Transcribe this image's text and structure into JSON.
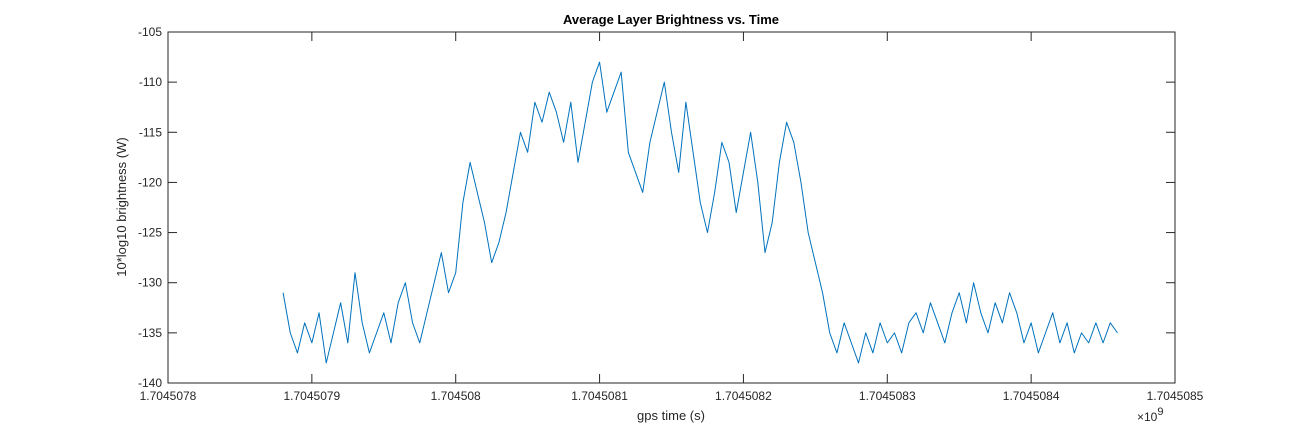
{
  "chart_data": {
    "type": "line",
    "title": "Average Layer Brightness vs. Time",
    "xlabel": "gps time (s)",
    "ylabel": "10*log10 brightness (W)",
    "x_multiplier": "×10",
    "x_multiplier_exp": "9",
    "xlim": [
      1.7045078,
      1.7045085
    ],
    "ylim": [
      -140,
      -105
    ],
    "xticks": [
      1.7045078,
      1.7045079,
      1.704508,
      1.7045081,
      1.7045082,
      1.7045083,
      1.7045084,
      1.7045085
    ],
    "xtick_labels": [
      "1.7045078",
      "1.7045079",
      "1.704508",
      "1.7045081",
      "1.7045082",
      "1.7045083",
      "1.7045084",
      "1.7045085"
    ],
    "yticks": [
      -105,
      -110,
      -115,
      -120,
      -125,
      -130,
      -135,
      -140
    ],
    "ytick_labels": [
      "-105",
      "-110",
      "-115",
      "-120",
      "-125",
      "-130",
      "-135",
      "-140"
    ],
    "grid": false,
    "line_color": "#0072BD",
    "series": [
      {
        "x": [
          1.70450788,
          1.704507885,
          1.70450789,
          1.704507895,
          1.7045079,
          1.704507905,
          1.70450791,
          1.704507915,
          1.70450792,
          1.704507925,
          1.70450793,
          1.704507935,
          1.70450794,
          1.704507945,
          1.70450795,
          1.704507955,
          1.70450796,
          1.704507965,
          1.70450797,
          1.704507975,
          1.70450798,
          1.704507985,
          1.70450799,
          1.704507995,
          1.704508,
          1.704508005,
          1.70450801,
          1.704508015,
          1.70450802,
          1.704508025,
          1.70450803,
          1.704508035,
          1.70450804,
          1.704508045,
          1.70450805,
          1.704508055,
          1.70450806,
          1.704508065,
          1.70450807,
          1.704508075,
          1.70450808,
          1.704508085,
          1.70450809,
          1.704508095,
          1.7045081,
          1.704508105,
          1.70450811,
          1.704508115,
          1.70450812,
          1.704508125,
          1.70450813,
          1.704508135,
          1.70450814,
          1.704508145,
          1.70450815,
          1.704508155,
          1.70450816,
          1.704508165,
          1.70450817,
          1.704508175,
          1.70450818,
          1.704508185,
          1.70450819,
          1.704508195,
          1.7045082,
          1.704508205,
          1.70450821,
          1.704508215,
          1.70450822,
          1.704508225,
          1.70450823,
          1.704508235,
          1.70450824,
          1.704508245,
          1.70450825,
          1.704508255,
          1.70450826,
          1.704508265,
          1.70450827,
          1.704508275,
          1.70450828,
          1.704508285,
          1.70450829,
          1.704508295,
          1.7045083,
          1.704508305,
          1.70450831,
          1.704508315,
          1.70450832,
          1.704508325,
          1.70450833,
          1.704508335,
          1.70450834,
          1.704508345,
          1.70450835,
          1.704508355,
          1.70450836,
          1.704508365,
          1.70450837,
          1.704508375,
          1.70450838,
          1.704508385,
          1.70450839,
          1.704508395,
          1.7045084,
          1.704508405,
          1.70450841,
          1.704508415,
          1.70450842,
          1.704508425,
          1.70450843,
          1.704508435,
          1.70450844,
          1.704508445,
          1.70450845,
          1.704508455,
          1.70450846
        ],
        "values": [
          -131,
          -135,
          -137,
          -134,
          -136,
          -133,
          -138,
          -135,
          -132,
          -136,
          -129,
          -134,
          -137,
          -135,
          -133,
          -136,
          -132,
          -130,
          -134,
          -136,
          -133,
          -130,
          -127,
          -131,
          -129,
          -122,
          -118,
          -121,
          -124,
          -128,
          -126,
          -123,
          -119,
          -115,
          -117,
          -112,
          -114,
          -111,
          -113,
          -116,
          -112,
          -118,
          -114,
          -110,
          -108,
          -113,
          -111,
          -109,
          -117,
          -119,
          -121,
          -116,
          -113,
          -110,
          -115,
          -119,
          -112,
          -117,
          -122,
          -125,
          -121,
          -116,
          -118,
          -123,
          -119,
          -115,
          -120,
          -127,
          -124,
          -118,
          -114,
          -116,
          -120,
          -125,
          -128,
          -131,
          -135,
          -137,
          -134,
          -136,
          -138,
          -135,
          -137,
          -134,
          -136,
          -135,
          -137,
          -134,
          -133,
          -135,
          -132,
          -134,
          -136,
          -133,
          -131,
          -134,
          -130,
          -133,
          -135,
          -132,
          -134,
          -131,
          -133,
          -136,
          -134,
          -137,
          -135,
          -133,
          -136,
          -134,
          -137,
          -135,
          -136,
          -134,
          -136,
          -134,
          -135
        ]
      }
    ]
  }
}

===============

_Task instructions:_
Omit every picture, then repeat the remaining data exactly as it appears above.

_Task result:_
Transcribe this image's text and structure into JSON.
{
  "chart_data": {
    "type": "line",
    "title": "Average Layer Brightness vs. Time",
    "xlabel": "gps time (s)",
    "ylabel": "10*log10 brightness (W)",
    "x_multiplier": "×10",
    "x_multiplier_exp": "9",
    "xlim": [
      1.7045078,
      1.7045085
    ],
    "ylim": [
      -140,
      -105
    ],
    "xticks": [
      1.7045078,
      1.7045079,
      1.704508,
      1.7045081,
      1.7045082,
      1.7045083,
      1.7045084,
      1.7045085
    ],
    "xtick_labels": [
      "1.7045078",
      "1.7045079",
      "1.704508",
      "1.7045081",
      "1.7045082",
      "1.7045083",
      "1.7045084",
      "1.7045085"
    ],
    "yticks": [
      -105,
      -110,
      -115,
      -120,
      -125,
      -130,
      -135,
      -140
    ],
    "ytick_labels": [
      "-105",
      "-110",
      "-115",
      "-120",
      "-125",
      "-130",
      "-135",
      "-140"
    ],
    "grid": false,
    "line_color": "#0072BD",
    "series": [
      {
        "x": [
          1.70450788,
          1.704507885,
          1.70450789,
          1.704507895,
          1.7045079,
          1.704507905,
          1.70450791,
          1.704507915,
          1.70450792,
          1.704507925,
          1.70450793,
          1.704507935,
          1.70450794,
          1.704507945,
          1.70450795,
          1.704507955,
          1.70450796,
          1.704507965,
          1.70450797,
          1.704507975,
          1.70450798,
          1.704507985,
          1.70450799,
          1.704507995,
          1.704508,
          1.704508005,
          1.70450801,
          1.704508015,
          1.70450802,
          1.704508025,
          1.70450803,
          1.704508035,
          1.70450804,
          1.704508045,
          1.70450805,
          1.704508055,
          1.70450806,
          1.704508065,
          1.70450807,
          1.704508075,
          1.70450808,
          1.704508085,
          1.70450809,
          1.704508095,
          1.7045081,
          1.704508105,
          1.70450811,
          1.704508115,
          1.70450812,
          1.704508125,
          1.70450813,
          1.704508135,
          1.70450814,
          1.704508145,
          1.70450815,
          1.704508155,
          1.70450816,
          1.704508165,
          1.70450817,
          1.704508175,
          1.70450818,
          1.704508185,
          1.70450819,
          1.704508195,
          1.7045082,
          1.704508205,
          1.70450821,
          1.704508215,
          1.70450822,
          1.704508225,
          1.70450823,
          1.704508235,
          1.70450824,
          1.704508245,
          1.70450825,
          1.704508255,
          1.70450826,
          1.704508265,
          1.70450827,
          1.704508275,
          1.70450828,
          1.704508285,
          1.70450829,
          1.704508295,
          1.7045083,
          1.704508305,
          1.70450831,
          1.704508315,
          1.70450832,
          1.704508325,
          1.70450833,
          1.704508335,
          1.70450834,
          1.704508345,
          1.70450835,
          1.704508355,
          1.70450836,
          1.704508365,
          1.70450837,
          1.704508375,
          1.70450838,
          1.704508385,
          1.70450839,
          1.704508395,
          1.7045084,
          1.704508405,
          1.70450841,
          1.704508415,
          1.70450842,
          1.704508425,
          1.70450843,
          1.704508435,
          1.70450844,
          1.704508445,
          1.70450845,
          1.704508455,
          1.70450846
        ],
        "values": [
          -131,
          -135,
          -137,
          -134,
          -136,
          -133,
          -138,
          -135,
          -132,
          -136,
          -129,
          -134,
          -137,
          -135,
          -133,
          -136,
          -132,
          -130,
          -134,
          -136,
          -133,
          -130,
          -127,
          -131,
          -129,
          -122,
          -118,
          -121,
          -124,
          -128,
          -126,
          -123,
          -119,
          -115,
          -117,
          -112,
          -114,
          -111,
          -113,
          -116,
          -112,
          -118,
          -114,
          -110,
          -108,
          -113,
          -111,
          -109,
          -117,
          -119,
          -121,
          -116,
          -113,
          -110,
          -115,
          -119,
          -112,
          -117,
          -122,
          -125,
          -121,
          -116,
          -118,
          -123,
          -119,
          -115,
          -120,
          -127,
          -124,
          -118,
          -114,
          -116,
          -120,
          -125,
          -128,
          -131,
          -135,
          -137,
          -134,
          -136,
          -138,
          -135,
          -137,
          -134,
          -136,
          -135,
          -137,
          -134,
          -133,
          -135,
          -132,
          -134,
          -136,
          -133,
          -131,
          -134,
          -130,
          -133,
          -135,
          -132,
          -134,
          -131,
          -133,
          -136,
          -134,
          -137,
          -135,
          -133,
          -136,
          -134,
          -137,
          -135,
          -136,
          -134,
          -136,
          -134,
          -135
        ]
      }
    ]
  }
}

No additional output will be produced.